[Aim of the exercise]
Each entry below should be written out exactly as it is, with no pictures.

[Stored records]
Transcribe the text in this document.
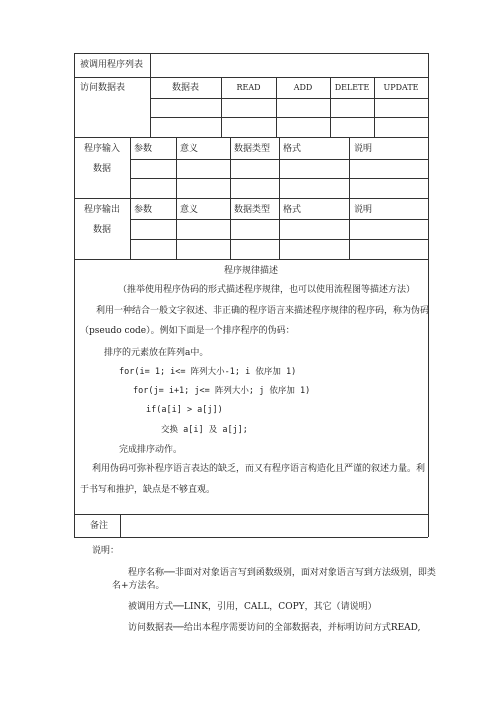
被调用程序列表
访问数据表	数据表	READ	ADD	DELETE	UPDATE
程序输入
数据
参数	意义	数据类型 格式	说明
程序输出
数据
参数	意义	数据类型 格式	说明
程序规律描述
（推举使用程序伪码的形式描述程序规律，也可以使用流程图等描述方法）
利用一种结合一般文字叙述、非正确的程序语言来描述程序规律的程序码，称为伪码
（pseudo code）。例如下面是一个排序程序的伪码：
排序的元素放在阵列a中。
for(i= 1; i<= 阵列大小-1; i 依序加 1)
for(j= i+1; j<= 阵列大小; j 依序加 1)
if(a[i] > a[j])
交换 a[i] 及 a[j];
完成排序动作。
利用伪码可弥补程序语言表达的缺乏，而又有程序语言构造化且严谨的叙述力量。利
于书写和推护，缺点是不够直观。
备注
说明：
程序名称──非面对对象语言写到函数级别，面对对象语言写到方法级别，即类
名+方法名。
被调用方式──LINK，引用，CALL，COPY，其它（请说明）
访问数据表──给出本程序需要访问的全部数据表，并标明访问方式READ,
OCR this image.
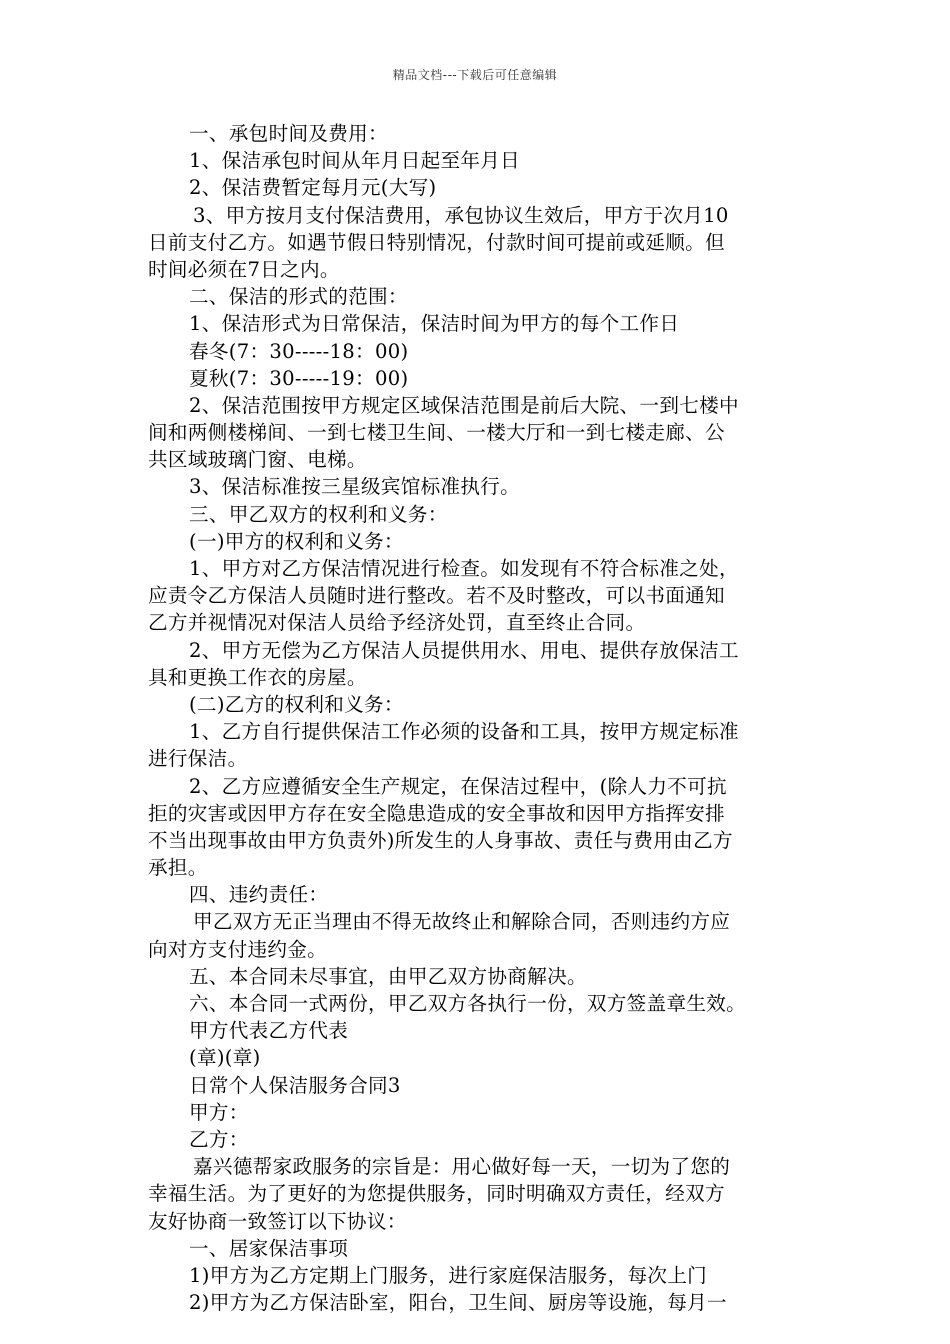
精品文档---下载后可任意编辑
一、承包时间及费用：
1、保洁承包时间从年月日起至年月日
2、保洁费暂定每月元(大写)
3、甲方按月支付保洁费用，承包协议生效后，甲方于次月10
日前支付乙方。如遇节假日特别情况，付款时间可提前或延顺。但
时间必须在7日之内。
二、保洁的形式的范围：
1、保洁形式为日常保洁，保洁时间为甲方的每个工作日
春冬(7：30-----18：00)
夏秋(7：30-----19：00)
2、保洁范围按甲方规定区域保洁范围是前后大院、一到七楼中
间和两侧楼梯间、一到七楼卫生间、一楼大厅和一到七楼走廊、公
共区域玻璃门窗、电梯。
3、保洁标准按三星级宾馆标准执行。
三、甲乙双方的权利和义务：
(一)甲方的权利和义务：
1、甲方对乙方保洁情况进行检查。如发现有不符合标准之处，
应责令乙方保洁人员随时进行整改。若不及时整改，可以书面通知
乙方并视情况对保洁人员给予经济处罚，直至终止合同。
2、甲方无偿为乙方保洁人员提供用水、用电、提供存放保洁工
具和更换工作衣的房屋。
(二)乙方的权利和义务：
1、乙方自行提供保洁工作必须的设备和工具，按甲方规定标准
进行保洁。
2、乙方应遵循安全生产规定，在保洁过程中，(除人力不可抗
拒的灾害或因甲方存在安全隐患造成的安全事故和因甲方指挥安排
不当出现事故由甲方负责外)所发生的人身事故、责任与费用由乙方
承担。
四、违约责任：
甲乙双方无正当理由不得无故终止和解除合同，否则违约方应
向对方支付违约金。
五、本合同未尽事宜，由甲乙双方协商解决。
六、本合同一式两份，甲乙双方各执行一份，双方签盖章生效。
甲方代表乙方代表
(章)(章)
日常个人保洁服务合同3
甲方：
乙方：
嘉兴德帮家政服务的宗旨是：用心做好每一天，一切为了您的
幸福生活。为了更好的为您提供服务，同时明确双方责任，经双方
友好协商一致签订以下协议：
一、居家保洁事项
1)甲方为乙方定期上门服务，进行家庭保洁服务，每次上门
2)甲方为乙方保洁卧室，阳台，卫生间、厨房等设施，每月一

[Solution to the problem]
Transcribe the text in this document.
被调用程序列表
访问数据表	数据表	READ	ADD	DELETE	UPDATE
程序输入
数据
参数	意义	数据类型 格式	说明
程序输出
数据
参数	意义	数据类型 格式	说明
程序规律描述
（推举使用程序伪码的形式描述程序规律，也可以使用流程图等描述方法）
利用一种结合一般文字叙述、非正确的程序语言来描述程序规律的程序码，称为伪码
（pseudo code）。例如下面是一个排序程序的伪码：
排序的元素放在阵列a中。
for(i= 1; i<= 阵列大小-1; i 依序加 1)
for(j= i+1; j<= 阵列大小; j 依序加 1)
if(a[i] > a[j])
交换 a[i] 及 a[j];
完成排序动作。
利用伪码可弥补程序语言表达的缺乏，而又有程序语言构造化且严谨的叙述力量。利
于书写和推护，缺点是不够直观。
备注
说明：
程序名称──非面对对象语言写到函数级别，面对对象语言写到方法级别，即类
名+方法名。
被调用方式──LINK，引用，CALL，COPY，其它（请说明）
访问数据表──给出本程序需要访问的全部数据表，并标明访问方式READ,
OCR this image.
精品文档---下载后可任意编辑
一、承包时间及费用：
1、保洁承包时间从年月日起至年月日
2、保洁费暂定每月元(大写)
3、甲方按月支付保洁费用，承包协议生效后，甲方于次月10
日前支付乙方。如遇节假日特别情况，付款时间可提前或延顺。但
时间必须在7日之内。
二、保洁的形式的范围：
1、保洁形式为日常保洁，保洁时间为甲方的每个工作日
春冬(7：30-----18：00)
夏秋(7：30-----19：00)
2、保洁范围按甲方规定区域保洁范围是前后大院、一到七楼中
间和两侧楼梯间、一到七楼卫生间、一楼大厅和一到七楼走廊、公
共区域玻璃门窗、电梯。
3、保洁标准按三星级宾馆标准执行。
三、甲乙双方的权利和义务：
(一)甲方的权利和义务：
1、甲方对乙方保洁情况进行检查。如发现有不符合标准之处，
应责令乙方保洁人员随时进行整改。若不及时整改，可以书面通知
乙方并视情况对保洁人员给予经济处罚，直至终止合同。
2、甲方无偿为乙方保洁人员提供用水、用电、提供存放保洁工
具和更换工作衣的房屋。
(二)乙方的权利和义务：
1、乙方自行提供保洁工作必须的设备和工具，按甲方规定标准
进行保洁。
2、乙方应遵循安全生产规定，在保洁过程中，(除人力不可抗
拒的灾害或因甲方存在安全隐患造成的安全事故和因甲方指挥安排
不当出现事故由甲方负责外)所发生的人身事故、责任与费用由乙方
承担。
四、违约责任：
甲乙双方无正当理由不得无故终止和解除合同，否则违约方应
向对方支付违约金。
五、本合同未尽事宜，由甲乙双方协商解决。
六、本合同一式两份，甲乙双方各执行一份，双方签盖章生效。
甲方代表乙方代表
(章)(章)
日常个人保洁服务合同3
甲方：
乙方：
嘉兴德帮家政服务的宗旨是：用心做好每一天，一切为了您的
幸福生活。为了更好的为您提供服务，同时明确双方责任，经双方
友好协商一致签订以下协议：
一、居家保洁事项
1)甲方为乙方定期上门服务，进行家庭保洁服务，每次上门
2)甲方为乙方保洁卧室，阳台，卫生间、厨房等设施，每月一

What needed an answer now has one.